Read the listing and extract each line that includes the word "this".

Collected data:
□ □ □ □

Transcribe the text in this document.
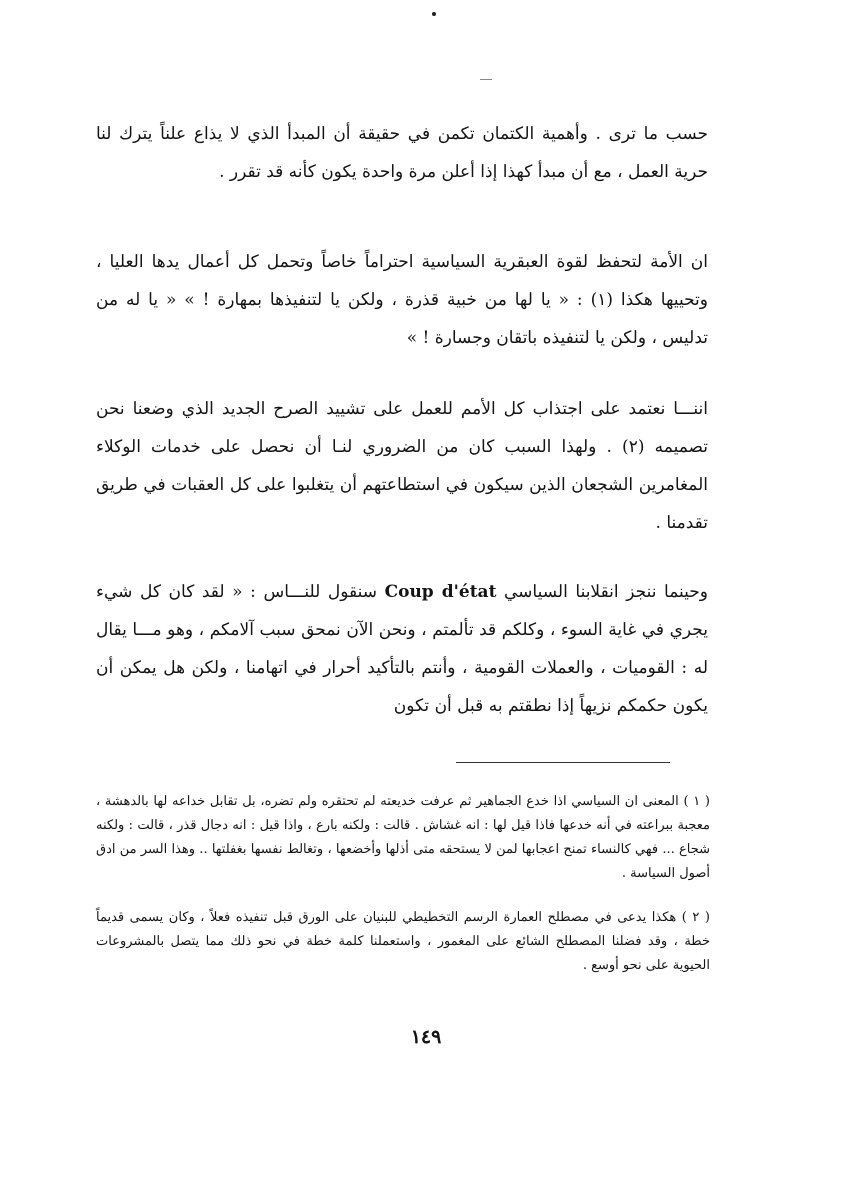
حسب ما ترى . وأهمية الكتمان تكمن في حقيقة أن المبدأ الذي لا يذاع علناً يترك لنا حرية العمل ، مع أن مبدأ كهذا إذا أعلن مرة واحدة يكون كأنه قد تقرر .
ان الأمة لتحفظ لقوة العبقرية السياسية احتراماً خاصاً وتحمل كل أعمال يدها العليا ، وتحييها هكذا (١) : « يا لها من خبية قذرة ، ولكن يا لتنفيذها بمهارة ! » « يا له من تدليس ، ولكن يا لتنفيذه باتقان وجسارة ! »
اننـــا نعتمد على اجتذاب كل الأمم للعمل على تشييد الصرح الجديد الذي وضعنا نحن تصميمه (٢) . ولهذا السبب كان من الضروري لنـا أن نحصل على خدمات الوكلاء المغامرين الشجعان الذين سيكون في استطاعتهم أن يتغلبوا على كل العقبات في طريق تقدمنا .
وحينما ننجز انقلابنا السياسي Coup d'état سنقول للنـــاس : « لقد كان كل شيء يجري في غاية السوء ، وكلكم قد تألمتم ، ونحن الآن نمحق سبب آلامكم ، وهو مـــا يقال له : القوميات ، والعملات القومية ، وأنتم بالتأكيد أحرار في اتهامنا ، ولكن هل يمكن أن يكون حكمكم نزيهاً إذا نطقتم به قبل أن تكون
( ١ ) المعنى ان السياسي اذا خدع الجماهير ثم عرفت خديعته لم تحتقره ولم تضره، بل تقابل خداعه لها بالدهشة ، معجبة ببراعته في أنه خدعها فاذا قيل لها : انه غشاش . قالت : ولكنه بارع ، واذا قيل : انه دجال قذر ، قالت : ولكنه شجاع ... فهي كالنساء تمنح اعجابها لمن لا يستحقه متى أذلها وأخضعها ، وتغالط نفسها بغفلتها .. وهذا السر من ادق أصول السياسة .
( ٢ ) هكذا يدعى في مصطلح العمارة الرسم التخطيطي للبنيان على الورق قبل تنفيذه فعلاً ، وكان يسمى قديماً خطة ، وقد فضلنا المصطلح الشائع على المغمور ، واستعملنا كلمة خطة في نحو ذلك مما يتصل بالمشروعات الحيوية على نحو أوسع .
١٤٩
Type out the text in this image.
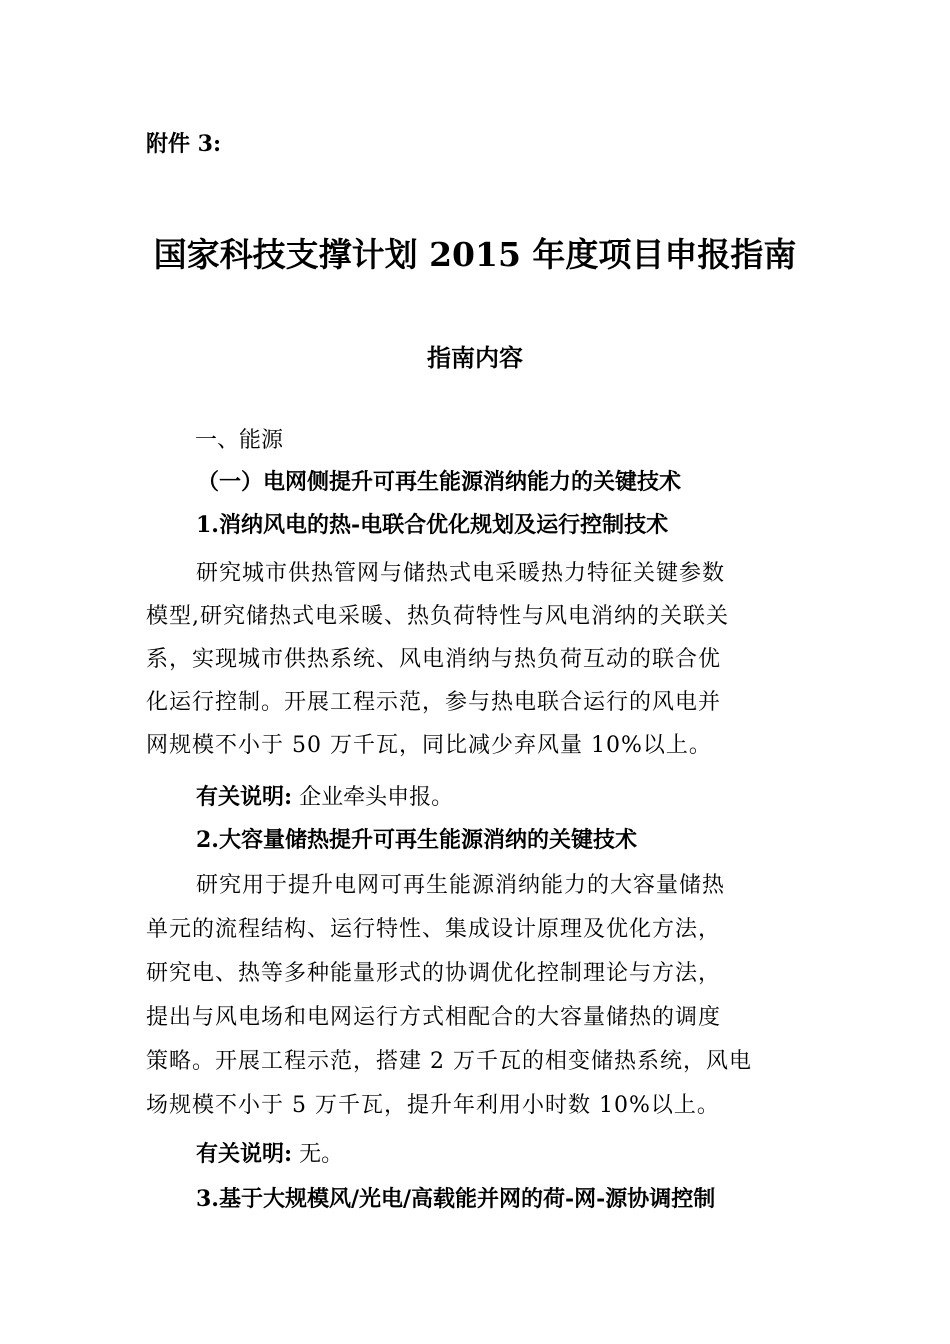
附件 3:
国家科技支撑计划 2015 年度项目申报指南
指南内容
一、能源
（一）电网侧提升可再生能源消纳能力的关键技术
1.消纳风电的热-电联合优化规划及运行控制技术
研究城市供热管网与储热式电采暖热力特征关键参数
模型,研究储热式电采暖、热负荷特性与风电消纳的关联关
系，实现城市供热系统、风电消纳与热负荷互动的联合优
化运行控制。开展工程示范，参与热电联合运行的风电并
网规模不小于 50 万千瓦，同比减少弃风量 10%以上。
有关说明: 企业牵头申报。
2.大容量储热提升可再生能源消纳的关键技术
研究用于提升电网可再生能源消纳能力的大容量储热
单元的流程结构、运行特性、集成设计原理及优化方法，
研究电、热等多种能量形式的协调优化控制理论与方法，
提出与风电场和电网运行方式相配合的大容量储热的调度
策略。开展工程示范，搭建 2 万千瓦的相变储热系统，风电
场规模不小于 5 万千瓦，提升年利用小时数 10%以上。
有关说明: 无。
3.基于大规模风/光电/高载能并网的荷-网-源协调控制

□ □ □ □

**Written solution:**
Transcribe the text in this document.
Type out the text in this image.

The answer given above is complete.